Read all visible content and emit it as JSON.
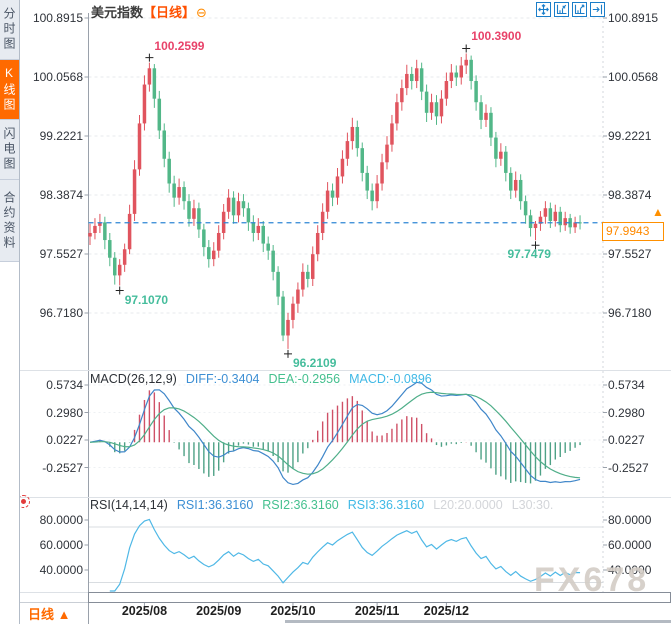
{
  "header": {
    "symbol": "美元指数",
    "period_tag": "【日线】",
    "collapse_icon": "⊖"
  },
  "sidebar": {
    "tabs": [
      {
        "label": "分时图",
        "active": false
      },
      {
        "label": "K线图",
        "active": true
      },
      {
        "label": "闪电图",
        "active": false
      },
      {
        "label": "合约资料",
        "active": false
      }
    ]
  },
  "toolbar": {
    "buttons": [
      {
        "name": "pan-tool"
      },
      {
        "name": "zoom-out"
      },
      {
        "name": "zoom-in"
      },
      {
        "name": "goto-latest"
      }
    ]
  },
  "main_chart": {
    "current_price_label": "97.9943",
    "arrow_glyph": "▲",
    "watermark": "FX678"
  },
  "bottom": {
    "period_label": "日线",
    "period_arrow": "▲"
  },
  "palette": {
    "up": "#e0545e",
    "down": "#52b788",
    "hist_up": "#cf5066",
    "hist_down": "#4ea186",
    "diff_line": "#3f86c9",
    "dea_line": "#4fae89",
    "rsi_line": "#4fb8e6",
    "high_label": "#e8436a",
    "low_label": "#45bd9c",
    "price_line": "#2e86d5",
    "accent_orange": "#ff8a00",
    "selected_tab": "#ff6600"
  },
  "chart_data": {
    "type": "candlestick",
    "title": "美元指数 日线",
    "y_axis_ticks": [
      100.8915,
      100.0568,
      99.2221,
      98.3874,
      97.5527,
      96.718
    ],
    "y_axis_tick_labels": [
      "100.8915",
      "100.0568",
      "99.2221",
      "98.3874",
      "97.5527",
      "96.7180"
    ],
    "x_axis_ticks": [
      {
        "label": "2025/08",
        "index": 11
      },
      {
        "label": "2025/09",
        "index": 26
      },
      {
        "label": "2025/10",
        "index": 41
      },
      {
        "label": "2025/11",
        "index": 58
      },
      {
        "label": "2025/12",
        "index": 72
      }
    ],
    "current_price": 97.9943,
    "annotations": [
      {
        "index": 12,
        "price": 100.2599,
        "label": "100.2599",
        "kind": "high"
      },
      {
        "index": 76,
        "price": 100.39,
        "label": "100.3900",
        "kind": "high"
      },
      {
        "index": 6,
        "price": 97.107,
        "label": "97.1070",
        "kind": "low"
      },
      {
        "index": 40,
        "price": 96.2109,
        "label": "96.2109",
        "kind": "low"
      },
      {
        "index": 90,
        "price": 97.7479,
        "label": "97.7479",
        "kind": "low",
        "align": "center"
      }
    ],
    "candles_ohlc": [
      [
        97.8,
        97.98,
        97.68,
        97.85
      ],
      [
        97.85,
        98.06,
        97.76,
        97.95
      ],
      [
        97.95,
        98.12,
        97.85,
        98.0
      ],
      [
        98.0,
        98.08,
        97.62,
        97.75
      ],
      [
        97.75,
        97.85,
        97.38,
        97.5
      ],
      [
        97.5,
        97.58,
        97.12,
        97.25
      ],
      [
        97.25,
        97.48,
        97.107,
        97.4
      ],
      [
        97.4,
        97.7,
        97.3,
        97.62
      ],
      [
        97.62,
        98.25,
        97.55,
        98.12
      ],
      [
        98.12,
        98.88,
        98.02,
        98.75
      ],
      [
        98.75,
        99.52,
        98.66,
        99.4
      ],
      [
        99.4,
        100.08,
        99.3,
        99.95
      ],
      [
        99.95,
        100.2599,
        99.85,
        100.18
      ],
      [
        100.18,
        100.24,
        99.62,
        99.75
      ],
      [
        99.75,
        99.86,
        99.18,
        99.3
      ],
      [
        99.3,
        99.4,
        98.78,
        98.9
      ],
      [
        98.9,
        99.0,
        98.42,
        98.55
      ],
      [
        98.55,
        98.66,
        98.22,
        98.35
      ],
      [
        98.35,
        98.62,
        98.25,
        98.5
      ],
      [
        98.5,
        98.58,
        98.18,
        98.3
      ],
      [
        98.3,
        98.4,
        97.94,
        98.05
      ],
      [
        98.05,
        98.32,
        97.95,
        98.2
      ],
      [
        98.2,
        98.28,
        97.78,
        97.9
      ],
      [
        97.9,
        97.98,
        97.52,
        97.65
      ],
      [
        97.65,
        97.75,
        97.36,
        97.48
      ],
      [
        97.48,
        97.72,
        97.38,
        97.6
      ],
      [
        97.6,
        97.96,
        97.5,
        97.85
      ],
      [
        97.85,
        98.26,
        97.76,
        98.15
      ],
      [
        98.15,
        98.47,
        98.05,
        98.35
      ],
      [
        98.35,
        98.44,
        97.98,
        98.1
      ],
      [
        98.1,
        98.42,
        98.0,
        98.3
      ],
      [
        98.3,
        98.4,
        98.08,
        98.2
      ],
      [
        98.2,
        98.28,
        97.88,
        98.0
      ],
      [
        98.0,
        98.1,
        97.73,
        97.85
      ],
      [
        97.85,
        98.06,
        97.75,
        97.95
      ],
      [
        97.95,
        98.02,
        97.58,
        97.7
      ],
      [
        97.7,
        97.8,
        97.47,
        97.6
      ],
      [
        97.6,
        97.68,
        97.18,
        97.3
      ],
      [
        97.3,
        97.38,
        96.83,
        96.95
      ],
      [
        96.95,
        97.03,
        96.32,
        96.4
      ],
      [
        96.4,
        96.72,
        96.2109,
        96.62
      ],
      [
        96.62,
        96.95,
        96.5,
        96.85
      ],
      [
        96.85,
        97.15,
        96.72,
        97.05
      ],
      [
        97.05,
        97.42,
        96.95,
        97.3
      ],
      [
        97.3,
        97.4,
        97.08,
        97.2
      ],
      [
        97.2,
        97.66,
        97.1,
        97.55
      ],
      [
        97.55,
        97.96,
        97.45,
        97.85
      ],
      [
        97.85,
        98.27,
        97.75,
        98.15
      ],
      [
        98.15,
        98.57,
        98.05,
        98.45
      ],
      [
        98.45,
        98.55,
        98.23,
        98.35
      ],
      [
        98.35,
        98.77,
        98.25,
        98.65
      ],
      [
        98.65,
        99.02,
        98.55,
        98.9
      ],
      [
        98.9,
        99.27,
        98.8,
        99.15
      ],
      [
        99.15,
        99.48,
        99.03,
        99.35
      ],
      [
        99.35,
        99.44,
        98.93,
        99.05
      ],
      [
        99.05,
        99.13,
        98.58,
        98.7
      ],
      [
        98.7,
        98.8,
        98.33,
        98.45
      ],
      [
        98.45,
        98.55,
        98.17,
        98.3
      ],
      [
        98.3,
        98.67,
        98.2,
        98.55
      ],
      [
        98.55,
        98.97,
        98.45,
        98.85
      ],
      [
        98.85,
        99.22,
        98.75,
        99.1
      ],
      [
        99.1,
        99.52,
        99.0,
        99.4
      ],
      [
        99.4,
        99.82,
        99.3,
        99.7
      ],
      [
        99.7,
        100.02,
        99.58,
        99.9
      ],
      [
        99.9,
        100.23,
        99.8,
        100.1
      ],
      [
        100.1,
        100.2,
        99.88,
        100.0
      ],
      [
        100.0,
        100.3,
        99.9,
        100.18
      ],
      [
        100.18,
        100.26,
        99.73,
        99.85
      ],
      [
        99.85,
        99.95,
        99.42,
        99.55
      ],
      [
        99.55,
        99.82,
        99.45,
        99.7
      ],
      [
        99.7,
        99.8,
        99.38,
        99.5
      ],
      [
        99.5,
        99.87,
        99.4,
        99.75
      ],
      [
        99.75,
        100.12,
        99.65,
        100.0
      ],
      [
        100.0,
        100.24,
        99.9,
        100.12
      ],
      [
        100.12,
        100.22,
        99.93,
        100.05
      ],
      [
        100.05,
        100.34,
        99.95,
        100.22
      ],
      [
        100.22,
        100.39,
        100.1,
        100.3
      ],
      [
        100.3,
        100.36,
        99.88,
        100.0
      ],
      [
        100.0,
        100.08,
        99.58,
        99.7
      ],
      [
        99.7,
        99.8,
        99.32,
        99.45
      ],
      [
        99.45,
        99.67,
        99.35,
        99.55
      ],
      [
        99.55,
        99.63,
        99.08,
        99.2
      ],
      [
        99.2,
        99.28,
        98.78,
        98.9
      ],
      [
        98.9,
        99.12,
        98.8,
        99.0
      ],
      [
        99.0,
        99.08,
        98.58,
        98.7
      ],
      [
        98.7,
        98.78,
        98.33,
        98.45
      ],
      [
        98.45,
        98.72,
        98.35,
        98.6
      ],
      [
        98.6,
        98.68,
        98.18,
        98.3
      ],
      [
        98.3,
        98.38,
        97.98,
        98.1
      ],
      [
        98.1,
        98.18,
        97.8,
        97.92
      ],
      [
        97.92,
        98.02,
        97.7479,
        97.98
      ],
      [
        97.98,
        98.16,
        97.88,
        98.08
      ],
      [
        98.08,
        98.3,
        97.98,
        98.2
      ],
      [
        98.2,
        98.28,
        97.92,
        98.02
      ],
      [
        98.02,
        98.25,
        97.94,
        98.15
      ],
      [
        98.15,
        98.22,
        97.86,
        97.96
      ],
      [
        97.96,
        98.15,
        97.88,
        98.06
      ],
      [
        98.06,
        98.12,
        97.84,
        97.93
      ],
      [
        97.93,
        98.08,
        97.85,
        98.0
      ],
      [
        98.0,
        98.1,
        97.9,
        97.9943
      ]
    ],
    "indicators": {
      "macd": {
        "y_tick_labels": [
          "0.5734",
          "0.2980",
          "0.0227",
          "-0.2527"
        ],
        "y_ticks": [
          0.5734,
          0.298,
          0.0227,
          -0.2527
        ],
        "legend": [
          {
            "text": "MACD(26,12,9)",
            "color": "#2e3238"
          },
          {
            "text": "DIFF:-0.3404",
            "color": "#3d8fd4"
          },
          {
            "text": "DEA:-0.2956",
            "color": "#45c08f"
          },
          {
            "text": "MACD:-0.0896",
            "color": "#41b9e6"
          }
        ]
      },
      "rsi": {
        "y_tick_labels": [
          "80.0000",
          "60.0000",
          "40.0000"
        ],
        "y_ticks": [
          80,
          60,
          40
        ],
        "legend": [
          {
            "text": "RSI(14,14,14)",
            "color": "#2e3238"
          },
          {
            "text": "RSI1:36.3160",
            "color": "#3d8fd4"
          },
          {
            "text": "RSI2:36.3160",
            "color": "#45c08f"
          },
          {
            "text": "RSI3:36.3160",
            "color": "#41b9e6"
          },
          {
            "text": "L20:20.0000",
            "color": "#d3d5d9"
          },
          {
            "text": "L30:30.",
            "color": "#d3d5d9"
          }
        ]
      }
    }
  }
}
=======
Count the lines in which the string "index" appears, then report only that figure.

10